What to do:
Go through the entries below and pick out every line with "bemutatott".

=== Records for this task ===

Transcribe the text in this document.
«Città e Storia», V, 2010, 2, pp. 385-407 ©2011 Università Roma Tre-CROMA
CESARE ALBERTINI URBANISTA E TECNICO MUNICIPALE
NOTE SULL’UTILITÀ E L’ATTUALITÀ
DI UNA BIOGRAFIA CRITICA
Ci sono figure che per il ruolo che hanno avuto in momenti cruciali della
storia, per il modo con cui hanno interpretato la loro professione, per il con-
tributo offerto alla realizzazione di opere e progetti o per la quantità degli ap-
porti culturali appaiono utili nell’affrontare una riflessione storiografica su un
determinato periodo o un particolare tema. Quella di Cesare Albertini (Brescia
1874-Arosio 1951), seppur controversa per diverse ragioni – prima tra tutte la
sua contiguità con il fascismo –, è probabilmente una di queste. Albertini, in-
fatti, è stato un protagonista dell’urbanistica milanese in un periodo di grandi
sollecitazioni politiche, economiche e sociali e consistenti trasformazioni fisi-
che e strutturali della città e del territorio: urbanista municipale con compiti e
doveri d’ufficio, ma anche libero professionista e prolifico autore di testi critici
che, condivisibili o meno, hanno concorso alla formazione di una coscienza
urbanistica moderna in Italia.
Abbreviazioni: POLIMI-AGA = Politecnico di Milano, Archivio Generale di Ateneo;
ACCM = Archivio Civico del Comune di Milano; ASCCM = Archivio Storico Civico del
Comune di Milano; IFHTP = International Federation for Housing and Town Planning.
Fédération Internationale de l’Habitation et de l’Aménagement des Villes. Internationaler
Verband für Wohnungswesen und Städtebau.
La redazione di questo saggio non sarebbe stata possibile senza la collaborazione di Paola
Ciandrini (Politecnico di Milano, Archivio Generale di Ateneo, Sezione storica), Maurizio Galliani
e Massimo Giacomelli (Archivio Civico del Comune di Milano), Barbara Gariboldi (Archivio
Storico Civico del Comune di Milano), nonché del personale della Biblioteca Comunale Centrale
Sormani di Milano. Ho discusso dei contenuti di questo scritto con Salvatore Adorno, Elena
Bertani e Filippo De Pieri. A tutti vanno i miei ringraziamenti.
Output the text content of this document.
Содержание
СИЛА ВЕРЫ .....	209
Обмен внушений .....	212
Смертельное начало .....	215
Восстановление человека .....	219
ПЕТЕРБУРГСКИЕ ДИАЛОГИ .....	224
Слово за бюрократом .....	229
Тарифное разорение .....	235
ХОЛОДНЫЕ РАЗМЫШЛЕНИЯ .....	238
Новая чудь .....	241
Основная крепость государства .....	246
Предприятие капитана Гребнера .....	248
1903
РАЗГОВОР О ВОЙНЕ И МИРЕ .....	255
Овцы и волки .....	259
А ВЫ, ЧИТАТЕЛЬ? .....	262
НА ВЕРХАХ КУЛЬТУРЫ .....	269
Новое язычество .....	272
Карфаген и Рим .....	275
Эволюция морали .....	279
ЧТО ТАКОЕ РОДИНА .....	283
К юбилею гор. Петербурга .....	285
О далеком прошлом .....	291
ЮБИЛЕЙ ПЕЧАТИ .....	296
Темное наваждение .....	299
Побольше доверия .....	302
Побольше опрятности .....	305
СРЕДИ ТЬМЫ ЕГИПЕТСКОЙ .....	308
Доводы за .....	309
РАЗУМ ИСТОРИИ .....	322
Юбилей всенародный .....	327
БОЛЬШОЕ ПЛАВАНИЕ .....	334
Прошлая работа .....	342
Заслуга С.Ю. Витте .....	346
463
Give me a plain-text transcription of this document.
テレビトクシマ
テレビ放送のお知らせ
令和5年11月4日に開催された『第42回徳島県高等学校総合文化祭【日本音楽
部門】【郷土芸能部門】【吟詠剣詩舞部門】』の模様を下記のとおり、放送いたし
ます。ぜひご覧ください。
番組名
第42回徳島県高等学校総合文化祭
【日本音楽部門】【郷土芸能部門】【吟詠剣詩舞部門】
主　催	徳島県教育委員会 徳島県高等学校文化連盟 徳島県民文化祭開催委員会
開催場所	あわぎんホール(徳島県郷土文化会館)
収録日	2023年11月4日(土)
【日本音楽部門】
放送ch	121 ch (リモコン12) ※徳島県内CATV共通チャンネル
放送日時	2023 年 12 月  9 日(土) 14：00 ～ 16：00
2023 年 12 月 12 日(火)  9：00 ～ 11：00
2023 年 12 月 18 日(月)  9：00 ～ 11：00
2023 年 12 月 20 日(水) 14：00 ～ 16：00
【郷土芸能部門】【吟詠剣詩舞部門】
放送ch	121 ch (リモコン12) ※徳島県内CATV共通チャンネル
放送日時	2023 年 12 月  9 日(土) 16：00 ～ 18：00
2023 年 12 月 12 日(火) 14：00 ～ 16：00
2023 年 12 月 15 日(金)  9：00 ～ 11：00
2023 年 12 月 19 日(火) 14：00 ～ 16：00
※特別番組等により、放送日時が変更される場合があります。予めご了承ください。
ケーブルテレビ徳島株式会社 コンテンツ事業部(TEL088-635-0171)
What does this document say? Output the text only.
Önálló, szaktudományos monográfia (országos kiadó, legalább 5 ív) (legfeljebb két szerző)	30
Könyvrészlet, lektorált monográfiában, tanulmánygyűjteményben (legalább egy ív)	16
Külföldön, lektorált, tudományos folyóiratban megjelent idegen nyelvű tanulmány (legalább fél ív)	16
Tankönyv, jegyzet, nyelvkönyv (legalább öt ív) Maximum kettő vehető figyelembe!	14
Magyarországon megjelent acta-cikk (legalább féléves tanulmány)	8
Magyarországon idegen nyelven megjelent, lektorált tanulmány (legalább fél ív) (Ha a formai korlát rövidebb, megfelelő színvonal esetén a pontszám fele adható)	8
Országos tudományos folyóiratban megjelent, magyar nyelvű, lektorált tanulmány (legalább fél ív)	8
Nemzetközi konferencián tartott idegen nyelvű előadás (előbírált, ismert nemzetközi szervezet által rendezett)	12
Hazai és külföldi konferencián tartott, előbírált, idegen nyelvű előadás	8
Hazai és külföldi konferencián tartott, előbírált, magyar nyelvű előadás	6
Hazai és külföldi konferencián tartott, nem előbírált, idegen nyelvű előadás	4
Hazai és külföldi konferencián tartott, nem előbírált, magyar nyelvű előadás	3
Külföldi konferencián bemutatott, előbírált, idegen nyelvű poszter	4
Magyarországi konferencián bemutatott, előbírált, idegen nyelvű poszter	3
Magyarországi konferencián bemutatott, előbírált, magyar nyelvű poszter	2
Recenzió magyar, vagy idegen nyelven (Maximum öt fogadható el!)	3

===

Output of the exercise:
Külföldi konferencián bemutatott, előbírált, idegen nyelvű poszter	4
Magyarországi konferencián bemutatott, előbírált, idegen nyelvű poszter	3
Magyarországi konferencián bemutatott, előbírált, magyar nyelvű poszter	2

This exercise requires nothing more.